EXERCISE —
Keep only those lines of the records that include the string "государственных".

◇ ◇ ◇ ◇ ◇ ◇ ◇

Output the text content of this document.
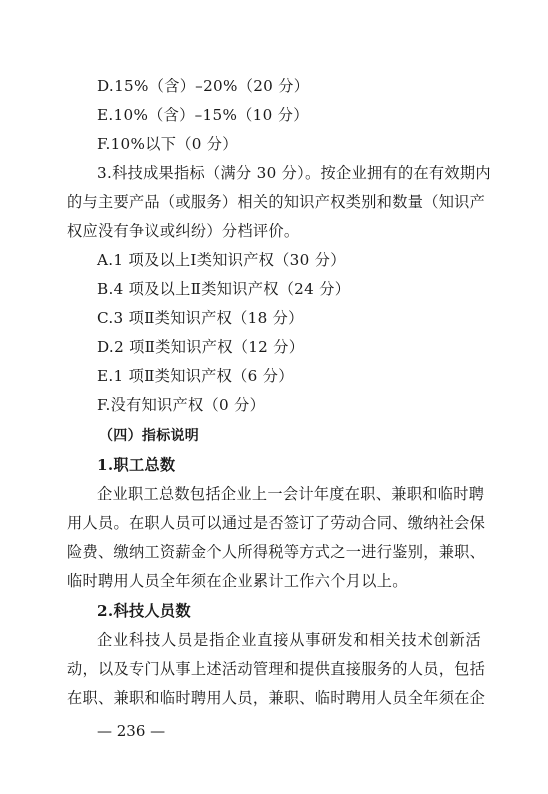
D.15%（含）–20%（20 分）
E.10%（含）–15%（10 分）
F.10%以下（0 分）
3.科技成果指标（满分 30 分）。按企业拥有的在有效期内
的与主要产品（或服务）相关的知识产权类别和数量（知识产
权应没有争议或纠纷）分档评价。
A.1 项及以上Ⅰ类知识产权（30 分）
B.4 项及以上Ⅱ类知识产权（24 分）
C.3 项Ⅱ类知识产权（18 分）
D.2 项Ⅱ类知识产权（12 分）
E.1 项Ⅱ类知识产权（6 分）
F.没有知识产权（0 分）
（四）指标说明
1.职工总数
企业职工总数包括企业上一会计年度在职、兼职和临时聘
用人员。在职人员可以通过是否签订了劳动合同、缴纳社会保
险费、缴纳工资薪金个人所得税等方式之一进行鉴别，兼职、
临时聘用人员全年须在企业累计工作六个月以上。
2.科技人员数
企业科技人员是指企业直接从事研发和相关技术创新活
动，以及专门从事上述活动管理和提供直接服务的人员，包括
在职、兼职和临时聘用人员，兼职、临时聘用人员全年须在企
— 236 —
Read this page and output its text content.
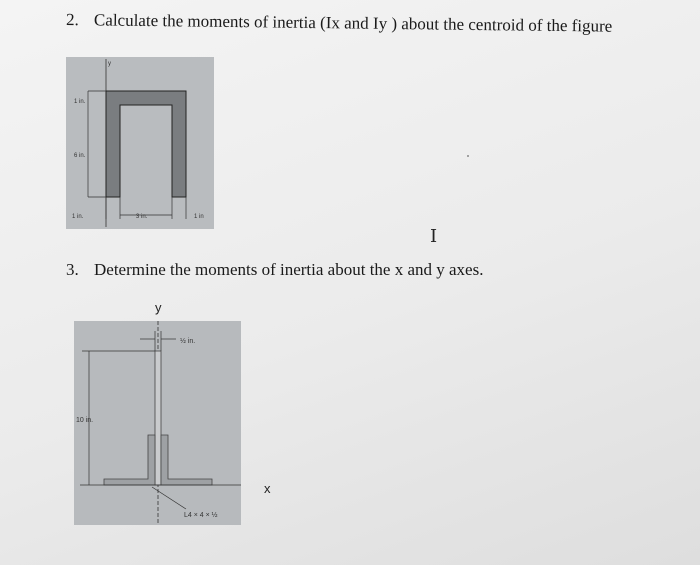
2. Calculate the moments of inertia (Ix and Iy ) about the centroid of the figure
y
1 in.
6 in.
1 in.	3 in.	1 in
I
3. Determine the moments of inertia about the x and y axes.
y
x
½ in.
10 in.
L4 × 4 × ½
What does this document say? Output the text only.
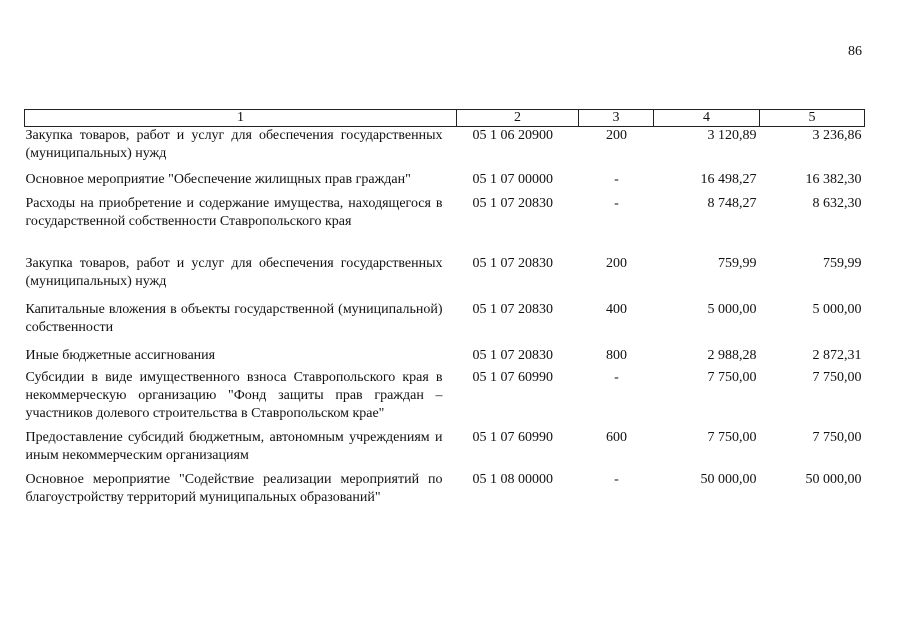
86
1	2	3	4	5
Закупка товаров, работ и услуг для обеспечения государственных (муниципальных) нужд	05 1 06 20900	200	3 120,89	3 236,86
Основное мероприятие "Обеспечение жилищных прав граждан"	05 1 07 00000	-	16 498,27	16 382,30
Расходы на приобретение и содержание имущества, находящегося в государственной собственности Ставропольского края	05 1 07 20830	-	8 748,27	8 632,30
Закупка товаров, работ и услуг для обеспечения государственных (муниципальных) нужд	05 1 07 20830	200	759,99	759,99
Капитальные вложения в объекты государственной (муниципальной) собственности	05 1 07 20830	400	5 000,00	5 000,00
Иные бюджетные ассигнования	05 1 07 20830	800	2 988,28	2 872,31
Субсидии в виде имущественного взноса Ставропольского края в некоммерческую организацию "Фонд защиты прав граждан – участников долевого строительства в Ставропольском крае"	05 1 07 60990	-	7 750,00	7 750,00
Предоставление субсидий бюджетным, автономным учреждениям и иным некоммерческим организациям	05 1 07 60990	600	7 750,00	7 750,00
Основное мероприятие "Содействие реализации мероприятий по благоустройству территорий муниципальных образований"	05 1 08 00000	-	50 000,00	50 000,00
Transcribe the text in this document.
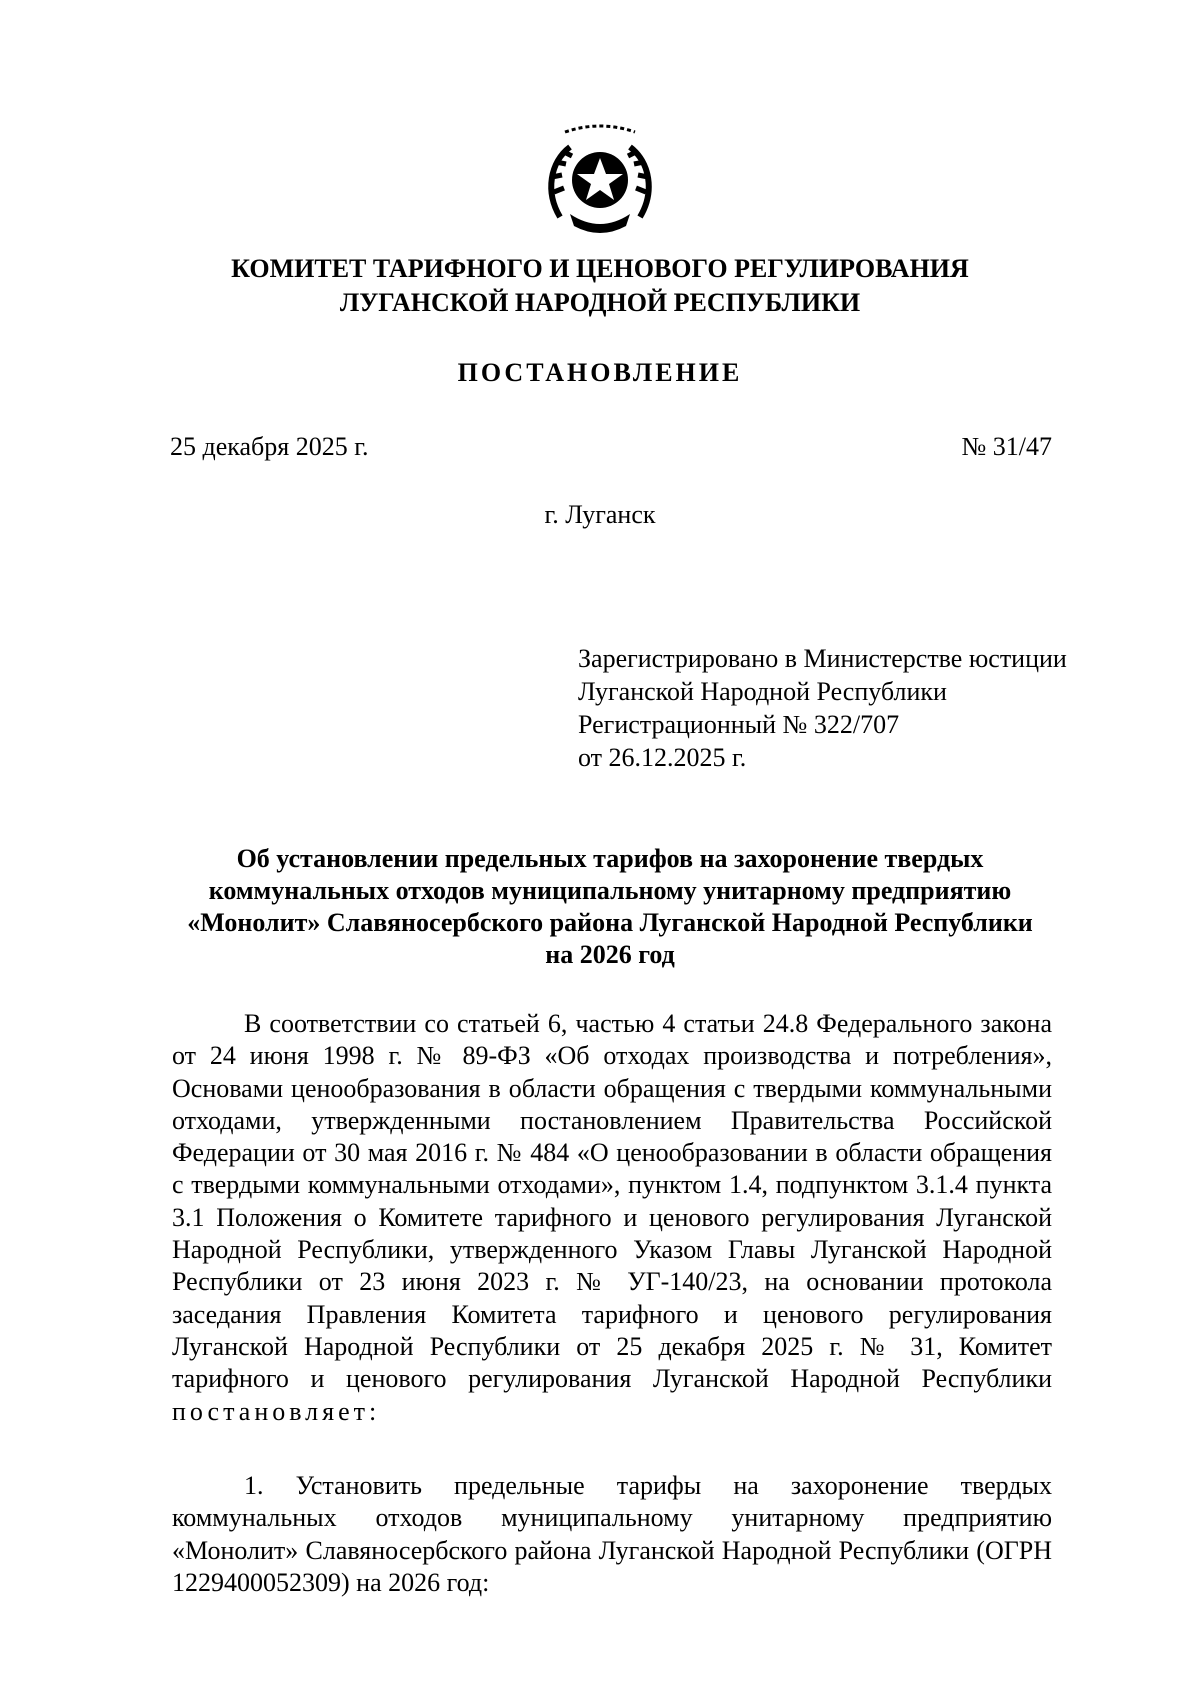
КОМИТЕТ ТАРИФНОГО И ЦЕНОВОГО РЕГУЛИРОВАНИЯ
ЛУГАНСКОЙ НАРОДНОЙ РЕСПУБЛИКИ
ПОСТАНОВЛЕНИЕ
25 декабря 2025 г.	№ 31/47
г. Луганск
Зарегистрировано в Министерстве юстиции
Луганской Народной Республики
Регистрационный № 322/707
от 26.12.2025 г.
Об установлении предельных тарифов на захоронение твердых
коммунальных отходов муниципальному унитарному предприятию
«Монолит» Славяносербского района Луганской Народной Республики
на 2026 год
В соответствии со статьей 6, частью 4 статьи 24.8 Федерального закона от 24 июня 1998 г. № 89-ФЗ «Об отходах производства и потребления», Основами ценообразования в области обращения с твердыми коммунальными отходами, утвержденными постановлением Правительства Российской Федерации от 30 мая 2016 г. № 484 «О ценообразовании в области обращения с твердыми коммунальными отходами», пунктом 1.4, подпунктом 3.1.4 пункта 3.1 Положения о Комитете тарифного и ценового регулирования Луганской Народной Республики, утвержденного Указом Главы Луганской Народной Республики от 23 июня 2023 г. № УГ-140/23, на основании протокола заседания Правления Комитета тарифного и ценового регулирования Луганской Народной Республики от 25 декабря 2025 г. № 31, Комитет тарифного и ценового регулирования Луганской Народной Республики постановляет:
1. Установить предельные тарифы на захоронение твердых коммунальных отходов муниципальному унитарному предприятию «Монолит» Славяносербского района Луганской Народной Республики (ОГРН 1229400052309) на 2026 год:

◇ ◇ ◇ ◇ ◇ ◇ ◇

THE RESULT —
Закупка товаров, работ и услуг для обеспечения государственных (муниципальных) нужд	05 1 06 20900	200	3 120,89	3 236,86
Закупка товаров, работ и услуг для обеспечения государственных (муниципальных) нужд	05 1 07 20830	200	759,99	759,99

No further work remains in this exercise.